***** PROVIDED RECORDS
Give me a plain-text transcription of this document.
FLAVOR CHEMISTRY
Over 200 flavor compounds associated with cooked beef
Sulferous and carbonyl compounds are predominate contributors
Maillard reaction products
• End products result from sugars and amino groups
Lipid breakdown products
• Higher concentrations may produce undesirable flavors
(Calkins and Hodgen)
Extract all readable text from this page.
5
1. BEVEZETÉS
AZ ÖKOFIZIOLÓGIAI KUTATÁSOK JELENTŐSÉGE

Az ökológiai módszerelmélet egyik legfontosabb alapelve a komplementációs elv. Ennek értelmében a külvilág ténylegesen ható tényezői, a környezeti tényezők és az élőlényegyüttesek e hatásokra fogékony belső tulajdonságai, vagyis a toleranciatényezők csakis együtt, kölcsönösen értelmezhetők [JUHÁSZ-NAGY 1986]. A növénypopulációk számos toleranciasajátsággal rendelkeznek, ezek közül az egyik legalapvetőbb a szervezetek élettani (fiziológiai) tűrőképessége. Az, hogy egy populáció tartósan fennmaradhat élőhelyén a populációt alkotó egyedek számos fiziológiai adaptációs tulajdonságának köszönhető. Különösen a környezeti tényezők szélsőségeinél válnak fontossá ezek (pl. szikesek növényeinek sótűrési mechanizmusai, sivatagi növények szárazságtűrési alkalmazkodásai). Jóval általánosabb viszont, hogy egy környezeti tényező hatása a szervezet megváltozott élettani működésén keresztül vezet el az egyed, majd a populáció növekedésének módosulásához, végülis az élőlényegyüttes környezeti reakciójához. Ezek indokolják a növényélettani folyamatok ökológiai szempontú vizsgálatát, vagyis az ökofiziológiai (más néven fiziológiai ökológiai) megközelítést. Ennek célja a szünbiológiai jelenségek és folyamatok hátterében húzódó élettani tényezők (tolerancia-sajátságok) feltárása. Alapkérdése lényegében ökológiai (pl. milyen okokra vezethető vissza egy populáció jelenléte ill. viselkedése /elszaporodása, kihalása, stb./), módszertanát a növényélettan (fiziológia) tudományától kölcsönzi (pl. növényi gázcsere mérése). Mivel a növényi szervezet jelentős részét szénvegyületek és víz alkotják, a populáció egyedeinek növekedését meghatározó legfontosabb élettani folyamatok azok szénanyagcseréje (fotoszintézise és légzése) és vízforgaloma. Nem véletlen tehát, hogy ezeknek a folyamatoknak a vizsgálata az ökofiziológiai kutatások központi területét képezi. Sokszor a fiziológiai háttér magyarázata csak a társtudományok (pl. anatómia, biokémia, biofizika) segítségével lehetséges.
**********
DESCRIPTION OF THE TASK
Indicate how many lines of the material contain the string "products", giving the number and nothing more.

THE ANSWER
3